• _WHAT THE TASK ASKS_
Copy out the lines word for word, from the line with "messenger-screen: 11:22 ⏰" through the line with "emoji-icon[interactable] [431, 1047, 461, 1077]", both included, and nothing else.

• _RECORDED INFORMATION_
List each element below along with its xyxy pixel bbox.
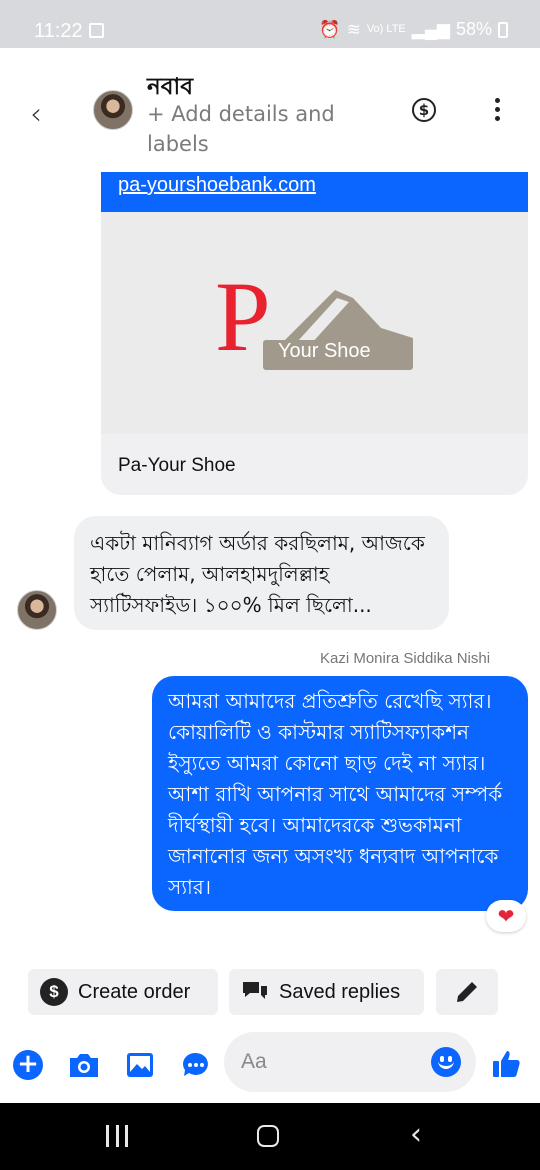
messenger-screen: 11:22 ⏰ ≋ Vo) LTE ▂▄▆ 58% ‹ নবাব + Add d… [0, 0, 540, 1170]
status-time: 11:22 [34, 20, 83, 42]
network-label: Vo) LTE [366, 23, 406, 35]
signal-icon: ▂▄▆ [411, 19, 450, 39]
emoji-icon[interactable] [431, 1047, 461, 1077]
edit-button[interactable] [436, 969, 498, 1015]
status-icons: ⏰ ≋ Vo) LTE ▂▄▆ 58% [319, 19, 508, 40]
dollar-icon: $ [40, 978, 68, 1006]
message-input-placeholder: Aa [241, 1050, 267, 1073]
status-bar: 11:22 ⏰ ≋ Vo) LTE ▂▄▆ 58% [0, 0, 540, 48]
link-title[interactable]: Pa-Your Shoe [118, 455, 236, 477]
heart-reaction-icon[interactable]: ❤ [486, 900, 526, 932]
saved-replies-button[interactable]: Saved replies [229, 969, 424, 1015]
wifi-icon: ≋ [346, 19, 361, 39]
brand-logo-text: Your Shoe [278, 340, 371, 362]
add-details-link[interactable]: + Add details and labels [147, 99, 367, 159]
home-icon[interactable] [257, 1125, 279, 1147]
conversation-header: ‹ নবাব + Add details and labels $ [0, 48, 540, 172]
chat-bubbles-icon [243, 982, 267, 999]
message-input[interactable]: Aa [224, 1032, 476, 1092]
image-icon[interactable] [125, 1050, 155, 1080]
more-vertical-icon[interactable] [490, 98, 504, 122]
gallery-notification-icon [89, 23, 104, 38]
link-preview-card[interactable]: pa-yourshoebank.com P Your Shoe Pa-Your … [101, 172, 528, 495]
link-url-bar: pa-yourshoebank.com [101, 172, 528, 212]
system-nav-bar: ‹ [0, 1103, 540, 1170]
recent-apps-icon[interactable] [106, 1125, 128, 1147]
sender-avatar[interactable] [17, 590, 57, 630]
camera-icon[interactable] [67, 1050, 101, 1080]
link-url[interactable]: pa-yourshoebank.com [118, 174, 316, 197]
link-preview-image[interactable]: P Your Shoe [101, 212, 528, 434]
create-order-label: Create order [78, 980, 191, 1003]
chevron-left-icon[interactable]: ‹ [30, 97, 42, 132]
chat-bubble-icon[interactable] [181, 1050, 211, 1080]
alarm-icon: ⏰ [319, 19, 341, 39]
plus-icon[interactable]: + [13, 1050, 43, 1080]
incoming-message[interactable]: একটা মানিব্যাগ অর্ডার করছিলাম, আজকে হাতে… [74, 516, 449, 630]
dollar-circle-icon[interactable]: $ [412, 98, 436, 122]
battery-percent: 58% [455, 19, 492, 39]
sender-name: Kazi Monira Siddika Nishi [320, 650, 491, 667]
contact-avatar[interactable] [93, 90, 133, 130]
saved-replies-label: Saved replies [279, 980, 401, 1003]
pencil-icon [457, 982, 477, 1002]
create-order-button[interactable]: $ Create order [28, 969, 218, 1015]
battery-icon [498, 21, 508, 38]
thumbs-up-icon[interactable] [491, 1048, 523, 1080]
outgoing-message[interactable]: আমরা আমাদের প্রতিশ্রুতি রেখেছি স্যার। কো… [152, 676, 528, 911]
message-composer: + Aa [0, 1030, 540, 1102]
back-icon[interactable]: ‹ [410, 1117, 422, 1152]
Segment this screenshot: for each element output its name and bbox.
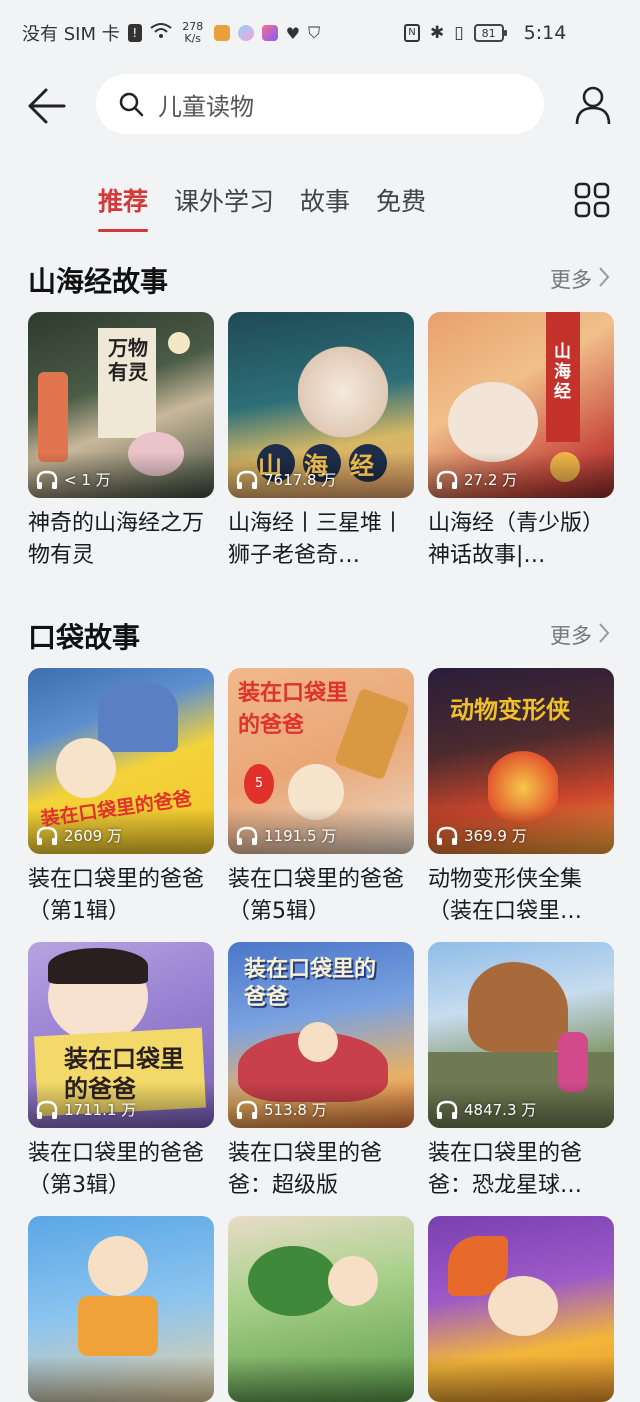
user-icon: [575, 86, 611, 125]
cover-text: 山海经: [554, 342, 571, 402]
status-bar: 没有 SIM 卡 ! 278 K/s ♥ ⛉ N ✱ ▯ 81 5:14: [0, 0, 640, 68]
headphones-icon: [36, 470, 58, 489]
album-card[interactable]: 4847.3 万 装在口袋里的爸爸：恐龙星球…: [428, 942, 614, 1202]
carrier-text: 没有 SIM 卡: [22, 24, 120, 45]
back-button[interactable]: [26, 86, 70, 126]
album-title: 神奇的山海经之万物有灵: [28, 511, 205, 568]
album-card[interactable]: 万物有灵 < 1 万 神奇的山海经之万物有灵: [28, 312, 214, 572]
section-title-pocket-stories: 口袋故事: [28, 621, 141, 654]
album-title: 山海经丨三星堆丨狮子老爸奇…: [228, 511, 405, 568]
album-cover: [428, 1216, 614, 1402]
album-title: 装在口袋里的爸爸：恐龙星球…: [428, 1141, 583, 1198]
album-title: 装在口袋里的爸爸（第3辑）: [28, 1141, 205, 1198]
user-profile-button[interactable]: [572, 84, 614, 126]
heart-icon: ♥: [285, 23, 301, 43]
album-card[interactable]: 装在口袋里的爸爸 5 1191.5 万 装在口袋里的爸爸（第5辑）: [228, 668, 414, 928]
sim-alert-icon: !: [127, 24, 142, 42]
headphones-icon: [236, 826, 258, 845]
headphones-icon: [436, 470, 458, 489]
album-cover: 装在口袋里的爸爸 5 1191.5 万: [228, 668, 414, 854]
album-card[interactable]: 山海经 27.2 万 山海经（青少版）神话故事|…: [428, 312, 614, 572]
album-cover: 装在口袋里的爸爸 1711.1 万: [28, 942, 214, 1128]
play-count: 4847.3 万: [464, 1101, 537, 1119]
app-notification-icon: [237, 25, 254, 41]
bluetooth-icon: ✱: [430, 23, 445, 43]
play-count: 1711.1 万: [64, 1101, 137, 1119]
cover-text: 装在口袋里的爸爸: [238, 681, 349, 738]
album-title: 山海经（青少版）神话故事|…: [428, 511, 605, 568]
album-card[interactable]: 山海经 7617.8 万 山海经丨三星堆丨狮子老爸奇…: [228, 312, 414, 572]
battery-icon: 81: [473, 24, 507, 42]
headphones-icon: [236, 1100, 258, 1119]
chevron-right-icon: [598, 622, 610, 649]
play-count: 7617.8 万: [264, 471, 337, 489]
more-label: 更多: [550, 624, 592, 648]
vibrate-icon: ▯: [454, 23, 464, 43]
album-cover: [228, 1216, 414, 1402]
cover-text: 装在口袋里的爸爸: [64, 1045, 184, 1103]
search-input[interactable]: 儿童读物: [158, 87, 254, 122]
wifi-icon: [150, 22, 172, 45]
album-cover: [28, 1216, 214, 1402]
album-title: 动物变形侠全集（装在口袋里…: [428, 867, 583, 924]
album-card[interactable]: [228, 1216, 414, 1402]
nfc-icon: N: [404, 24, 420, 42]
play-count: 2609 万: [64, 827, 122, 845]
album-cover: 万物有灵 < 1 万: [28, 312, 214, 498]
headphones-icon: [436, 1100, 458, 1119]
album-cover: 山海经 27.2 万: [428, 312, 614, 498]
all-categories-button[interactable]: [574, 182, 610, 218]
clock: 5:14: [523, 22, 567, 44]
album-card[interactable]: 装在口袋里的爸爸 2609 万 装在口袋里的爸爸（第1辑）: [28, 668, 214, 928]
back-arrow-icon: [28, 88, 66, 124]
album-cover: 动物变形侠 369.9 万: [428, 668, 614, 854]
tab-extracurricular[interactable]: 课外学习: [174, 182, 274, 232]
headphones-icon: [36, 826, 58, 845]
battery-level: 81: [481, 26, 496, 40]
category-tabs: 推荐 课外学习 故事 免费: [98, 182, 426, 232]
album-card[interactable]: 动物变形侠 369.9 万 动物变形侠全集（装在口袋里…: [428, 668, 614, 928]
album-card[interactable]: [428, 1216, 614, 1402]
play-count: 27.2 万: [464, 471, 518, 489]
album-cover: 装在口袋里的爸爸 2609 万: [28, 668, 214, 854]
cover-text: 万物有灵: [108, 336, 148, 384]
play-count: 1191.5 万: [264, 827, 337, 845]
album-card[interactable]: [28, 1216, 214, 1402]
album-card[interactable]: 装在口袋里的爸爸 513.8 万 装在口袋里的爸爸：超级版: [228, 942, 414, 1202]
headphones-icon: [436, 826, 458, 845]
headphones-icon: [36, 1100, 58, 1119]
more-button-shanhaijing[interactable]: 更多: [550, 264, 610, 294]
headphones-icon: [236, 470, 258, 489]
album-card[interactable]: 装在口袋里的爸爸 1711.1 万 装在口袋里的爸爸（第3辑）: [28, 942, 214, 1202]
album-cover: 装在口袋里的爸爸 513.8 万: [228, 942, 414, 1128]
grid-icon: [574, 182, 610, 218]
album-cover: 山海经 7617.8 万: [228, 312, 414, 498]
album-title: 装在口袋里的爸爸（第5辑）: [228, 867, 405, 924]
shield-icon: ⛉: [308, 23, 321, 42]
tab-free[interactable]: 免费: [376, 182, 426, 232]
album-title: 装在口袋里的爸爸：超级版: [228, 1141, 383, 1198]
tab-stories[interactable]: 故事: [300, 182, 350, 232]
cover-text: 装在口袋里的爸爸: [244, 957, 377, 1010]
play-count: 369.9 万: [464, 827, 527, 845]
tab-recommend[interactable]: 推荐: [98, 182, 149, 232]
net-speed: 278 K/s: [180, 21, 206, 45]
net-speed-unit: K/s: [184, 32, 202, 45]
album-cover: 4847.3 万: [428, 942, 614, 1128]
play-count: < 1 万: [64, 471, 111, 489]
chevron-right-icon: [598, 266, 610, 293]
search-bar[interactable]: 儿童读物: [96, 74, 544, 134]
more-label: 更多: [550, 268, 592, 292]
more-button-pocket-stories[interactable]: 更多: [550, 620, 610, 650]
app-notification-icon-2: [261, 25, 278, 41]
cover-text: 动物变形侠: [450, 696, 570, 724]
weibo-icon: [213, 25, 230, 41]
album-title: 装在口袋里的爸爸（第1辑）: [28, 867, 205, 924]
search-icon: [119, 92, 144, 117]
section-title-shanhaijing: 山海经故事: [28, 265, 169, 298]
play-count: 513.8 万: [264, 1101, 327, 1119]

• _THE COMPLETED TASK_
messenger-screen: 11:22 ⏰ ≋ Vo) LTE ▂▄▆ 58% ‹ নবাব + Add d… [0, 0, 540, 1170]
status-time: 11:22 [34, 20, 83, 42]
network-label: Vo) LTE [366, 23, 406, 35]
signal-icon: ▂▄▆ [411, 19, 450, 39]
emoji-icon[interactable] [431, 1047, 461, 1077]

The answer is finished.